* Work to do *
Which lines in the records below contain the word "this"? Copy each of them.

* Provided entries *

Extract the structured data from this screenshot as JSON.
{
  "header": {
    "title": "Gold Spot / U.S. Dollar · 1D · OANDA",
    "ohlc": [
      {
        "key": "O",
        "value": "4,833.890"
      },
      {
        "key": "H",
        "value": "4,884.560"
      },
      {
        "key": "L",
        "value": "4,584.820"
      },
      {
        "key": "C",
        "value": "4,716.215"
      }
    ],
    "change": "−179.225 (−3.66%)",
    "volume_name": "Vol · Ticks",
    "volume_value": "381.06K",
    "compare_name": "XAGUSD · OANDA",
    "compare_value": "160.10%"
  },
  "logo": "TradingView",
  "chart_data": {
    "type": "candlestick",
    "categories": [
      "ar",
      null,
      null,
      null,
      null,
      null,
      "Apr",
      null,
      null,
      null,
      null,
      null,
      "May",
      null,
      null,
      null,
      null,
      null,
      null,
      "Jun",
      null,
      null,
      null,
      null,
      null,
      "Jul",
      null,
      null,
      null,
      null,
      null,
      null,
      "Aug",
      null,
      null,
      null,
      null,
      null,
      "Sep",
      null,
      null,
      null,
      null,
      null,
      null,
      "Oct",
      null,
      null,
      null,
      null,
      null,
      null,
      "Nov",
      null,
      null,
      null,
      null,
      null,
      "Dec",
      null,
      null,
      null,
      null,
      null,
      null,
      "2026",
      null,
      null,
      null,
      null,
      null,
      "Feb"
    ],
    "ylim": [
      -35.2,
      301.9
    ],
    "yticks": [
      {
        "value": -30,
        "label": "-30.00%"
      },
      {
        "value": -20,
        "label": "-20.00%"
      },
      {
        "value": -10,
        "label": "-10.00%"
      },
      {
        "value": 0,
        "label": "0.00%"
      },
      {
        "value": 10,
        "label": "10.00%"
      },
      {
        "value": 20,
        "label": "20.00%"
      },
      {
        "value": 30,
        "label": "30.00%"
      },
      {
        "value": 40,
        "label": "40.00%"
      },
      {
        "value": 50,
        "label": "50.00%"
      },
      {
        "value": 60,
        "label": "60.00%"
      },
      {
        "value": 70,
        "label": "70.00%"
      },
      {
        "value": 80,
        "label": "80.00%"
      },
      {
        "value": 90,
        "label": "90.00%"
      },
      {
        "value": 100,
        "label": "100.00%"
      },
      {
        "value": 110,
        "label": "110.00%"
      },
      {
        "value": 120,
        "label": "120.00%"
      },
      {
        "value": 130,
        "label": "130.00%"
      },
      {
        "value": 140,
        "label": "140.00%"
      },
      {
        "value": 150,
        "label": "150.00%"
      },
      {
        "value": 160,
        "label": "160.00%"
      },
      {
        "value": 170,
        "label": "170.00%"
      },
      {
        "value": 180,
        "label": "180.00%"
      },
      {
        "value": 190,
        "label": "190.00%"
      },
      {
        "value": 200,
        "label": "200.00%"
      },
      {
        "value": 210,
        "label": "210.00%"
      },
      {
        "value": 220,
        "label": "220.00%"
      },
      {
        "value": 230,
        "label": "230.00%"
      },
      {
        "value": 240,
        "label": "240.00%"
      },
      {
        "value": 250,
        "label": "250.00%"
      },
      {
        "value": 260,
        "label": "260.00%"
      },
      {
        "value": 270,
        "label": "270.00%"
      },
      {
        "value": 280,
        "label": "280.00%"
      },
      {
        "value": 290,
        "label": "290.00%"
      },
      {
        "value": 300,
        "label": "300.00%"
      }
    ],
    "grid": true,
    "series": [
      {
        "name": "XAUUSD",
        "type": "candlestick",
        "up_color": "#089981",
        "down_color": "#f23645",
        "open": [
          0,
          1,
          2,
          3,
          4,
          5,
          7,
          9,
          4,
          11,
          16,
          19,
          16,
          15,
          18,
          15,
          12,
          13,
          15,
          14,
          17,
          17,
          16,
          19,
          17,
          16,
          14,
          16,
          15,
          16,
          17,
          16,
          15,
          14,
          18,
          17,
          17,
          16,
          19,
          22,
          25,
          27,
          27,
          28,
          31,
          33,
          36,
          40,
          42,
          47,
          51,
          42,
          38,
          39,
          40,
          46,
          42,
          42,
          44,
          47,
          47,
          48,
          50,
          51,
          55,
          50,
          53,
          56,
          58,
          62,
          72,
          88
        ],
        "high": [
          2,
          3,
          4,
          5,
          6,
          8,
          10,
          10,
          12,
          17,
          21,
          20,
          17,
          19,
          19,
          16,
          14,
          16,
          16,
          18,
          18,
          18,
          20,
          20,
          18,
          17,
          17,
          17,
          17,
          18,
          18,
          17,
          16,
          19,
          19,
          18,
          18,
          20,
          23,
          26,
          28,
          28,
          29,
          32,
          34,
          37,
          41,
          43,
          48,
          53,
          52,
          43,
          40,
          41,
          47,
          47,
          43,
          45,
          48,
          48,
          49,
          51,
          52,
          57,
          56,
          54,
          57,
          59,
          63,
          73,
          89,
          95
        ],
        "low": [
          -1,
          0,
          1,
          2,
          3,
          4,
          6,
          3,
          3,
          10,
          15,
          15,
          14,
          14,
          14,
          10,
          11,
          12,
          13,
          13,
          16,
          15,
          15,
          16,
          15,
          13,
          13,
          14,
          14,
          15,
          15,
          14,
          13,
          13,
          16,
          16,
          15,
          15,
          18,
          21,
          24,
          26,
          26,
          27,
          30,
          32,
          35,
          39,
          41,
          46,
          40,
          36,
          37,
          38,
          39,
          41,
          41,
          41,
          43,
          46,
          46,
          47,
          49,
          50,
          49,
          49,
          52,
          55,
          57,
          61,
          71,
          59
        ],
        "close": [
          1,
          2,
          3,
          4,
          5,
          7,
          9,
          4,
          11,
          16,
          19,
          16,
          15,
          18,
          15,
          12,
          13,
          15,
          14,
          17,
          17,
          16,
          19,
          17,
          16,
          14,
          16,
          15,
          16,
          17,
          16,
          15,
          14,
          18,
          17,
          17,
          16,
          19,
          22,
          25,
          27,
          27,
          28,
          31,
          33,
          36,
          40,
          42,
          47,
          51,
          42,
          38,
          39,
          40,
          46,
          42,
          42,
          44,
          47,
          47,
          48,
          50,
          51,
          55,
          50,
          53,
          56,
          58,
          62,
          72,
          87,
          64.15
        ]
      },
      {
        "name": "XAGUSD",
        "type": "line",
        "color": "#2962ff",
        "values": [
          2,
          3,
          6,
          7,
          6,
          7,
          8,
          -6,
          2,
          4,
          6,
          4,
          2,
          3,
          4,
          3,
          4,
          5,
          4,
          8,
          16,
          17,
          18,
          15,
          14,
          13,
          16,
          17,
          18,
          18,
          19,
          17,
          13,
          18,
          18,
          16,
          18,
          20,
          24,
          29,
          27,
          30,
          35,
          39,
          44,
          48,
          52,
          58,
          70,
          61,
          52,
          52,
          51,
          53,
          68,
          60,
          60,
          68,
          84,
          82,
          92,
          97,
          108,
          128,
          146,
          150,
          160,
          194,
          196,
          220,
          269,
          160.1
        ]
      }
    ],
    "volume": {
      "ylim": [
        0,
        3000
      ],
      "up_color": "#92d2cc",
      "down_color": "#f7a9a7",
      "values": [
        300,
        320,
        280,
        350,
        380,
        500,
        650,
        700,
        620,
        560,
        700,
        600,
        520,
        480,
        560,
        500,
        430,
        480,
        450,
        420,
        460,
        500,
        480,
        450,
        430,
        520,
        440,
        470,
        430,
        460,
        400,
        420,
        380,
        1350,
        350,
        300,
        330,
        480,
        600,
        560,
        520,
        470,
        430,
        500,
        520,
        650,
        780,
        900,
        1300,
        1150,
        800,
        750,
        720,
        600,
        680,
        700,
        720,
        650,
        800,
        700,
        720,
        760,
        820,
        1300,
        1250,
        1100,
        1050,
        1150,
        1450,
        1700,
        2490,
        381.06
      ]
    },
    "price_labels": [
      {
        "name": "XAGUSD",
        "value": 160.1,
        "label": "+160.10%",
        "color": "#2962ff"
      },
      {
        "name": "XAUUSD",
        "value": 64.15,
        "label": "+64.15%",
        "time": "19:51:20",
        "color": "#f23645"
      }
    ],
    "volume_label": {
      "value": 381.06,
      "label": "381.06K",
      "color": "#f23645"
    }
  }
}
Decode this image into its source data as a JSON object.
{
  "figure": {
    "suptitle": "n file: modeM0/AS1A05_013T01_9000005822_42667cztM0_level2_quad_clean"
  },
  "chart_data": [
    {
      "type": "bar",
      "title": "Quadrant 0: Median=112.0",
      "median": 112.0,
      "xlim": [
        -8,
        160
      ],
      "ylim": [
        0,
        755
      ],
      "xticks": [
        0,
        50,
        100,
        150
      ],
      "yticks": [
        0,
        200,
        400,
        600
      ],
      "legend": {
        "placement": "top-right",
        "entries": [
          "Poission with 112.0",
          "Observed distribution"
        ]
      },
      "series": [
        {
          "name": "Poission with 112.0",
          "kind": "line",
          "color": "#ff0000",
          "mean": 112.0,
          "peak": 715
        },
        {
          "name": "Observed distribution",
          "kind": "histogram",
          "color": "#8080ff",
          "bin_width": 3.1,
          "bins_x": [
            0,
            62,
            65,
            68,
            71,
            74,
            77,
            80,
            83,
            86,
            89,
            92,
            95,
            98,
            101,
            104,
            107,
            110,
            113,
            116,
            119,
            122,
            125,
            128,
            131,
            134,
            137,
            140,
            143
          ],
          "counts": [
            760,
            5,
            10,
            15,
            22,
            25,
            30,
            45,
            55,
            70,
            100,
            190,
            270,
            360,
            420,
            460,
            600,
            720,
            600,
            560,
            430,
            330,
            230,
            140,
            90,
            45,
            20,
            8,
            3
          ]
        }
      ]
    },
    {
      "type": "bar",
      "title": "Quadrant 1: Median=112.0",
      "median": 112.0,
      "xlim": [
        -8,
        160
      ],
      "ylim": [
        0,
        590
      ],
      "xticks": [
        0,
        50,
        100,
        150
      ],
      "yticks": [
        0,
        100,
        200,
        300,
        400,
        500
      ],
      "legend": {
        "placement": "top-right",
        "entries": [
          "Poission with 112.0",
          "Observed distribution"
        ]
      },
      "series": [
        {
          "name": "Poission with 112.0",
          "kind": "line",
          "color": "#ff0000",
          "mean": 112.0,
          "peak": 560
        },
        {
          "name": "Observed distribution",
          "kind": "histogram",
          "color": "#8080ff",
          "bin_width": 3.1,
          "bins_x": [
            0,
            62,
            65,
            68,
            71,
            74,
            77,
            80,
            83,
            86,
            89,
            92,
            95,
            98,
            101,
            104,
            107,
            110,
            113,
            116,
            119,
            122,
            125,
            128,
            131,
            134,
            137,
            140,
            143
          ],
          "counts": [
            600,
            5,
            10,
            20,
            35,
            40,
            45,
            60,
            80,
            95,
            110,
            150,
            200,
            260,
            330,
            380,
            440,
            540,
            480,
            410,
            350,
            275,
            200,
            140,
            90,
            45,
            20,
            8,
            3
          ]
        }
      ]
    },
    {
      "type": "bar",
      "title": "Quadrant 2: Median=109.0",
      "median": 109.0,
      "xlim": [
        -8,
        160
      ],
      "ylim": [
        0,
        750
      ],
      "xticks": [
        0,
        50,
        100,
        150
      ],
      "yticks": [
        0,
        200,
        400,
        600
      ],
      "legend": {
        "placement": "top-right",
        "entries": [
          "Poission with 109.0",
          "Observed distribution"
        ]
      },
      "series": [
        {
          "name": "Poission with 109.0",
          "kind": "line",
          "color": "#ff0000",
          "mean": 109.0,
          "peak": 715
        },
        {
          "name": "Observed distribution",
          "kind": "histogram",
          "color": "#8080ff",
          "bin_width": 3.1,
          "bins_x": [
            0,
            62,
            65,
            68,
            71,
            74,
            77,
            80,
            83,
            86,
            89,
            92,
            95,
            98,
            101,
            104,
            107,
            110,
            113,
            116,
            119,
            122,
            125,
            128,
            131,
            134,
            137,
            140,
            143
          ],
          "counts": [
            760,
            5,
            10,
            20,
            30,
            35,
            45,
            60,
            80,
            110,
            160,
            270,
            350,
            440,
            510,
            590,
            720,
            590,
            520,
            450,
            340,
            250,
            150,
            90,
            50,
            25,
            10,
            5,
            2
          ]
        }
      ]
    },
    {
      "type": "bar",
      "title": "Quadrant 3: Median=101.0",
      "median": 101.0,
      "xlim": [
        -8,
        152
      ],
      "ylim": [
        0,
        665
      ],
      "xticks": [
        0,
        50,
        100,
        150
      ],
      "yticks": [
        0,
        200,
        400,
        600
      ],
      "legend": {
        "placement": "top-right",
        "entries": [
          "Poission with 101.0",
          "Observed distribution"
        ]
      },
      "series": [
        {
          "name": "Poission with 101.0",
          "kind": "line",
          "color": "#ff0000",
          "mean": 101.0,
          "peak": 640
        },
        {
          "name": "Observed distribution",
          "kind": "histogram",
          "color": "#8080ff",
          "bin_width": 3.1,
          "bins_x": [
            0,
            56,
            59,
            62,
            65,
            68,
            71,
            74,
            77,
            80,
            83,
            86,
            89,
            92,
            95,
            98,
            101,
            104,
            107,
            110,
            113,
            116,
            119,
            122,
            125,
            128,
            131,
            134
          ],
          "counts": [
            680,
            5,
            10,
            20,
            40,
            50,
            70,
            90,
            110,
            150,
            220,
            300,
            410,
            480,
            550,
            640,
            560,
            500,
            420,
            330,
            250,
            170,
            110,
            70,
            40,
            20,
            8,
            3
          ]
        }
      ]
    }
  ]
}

* Task response *
Extract the structured data from this screenshot as JSON.
Decode this image into its source data as a JSON object.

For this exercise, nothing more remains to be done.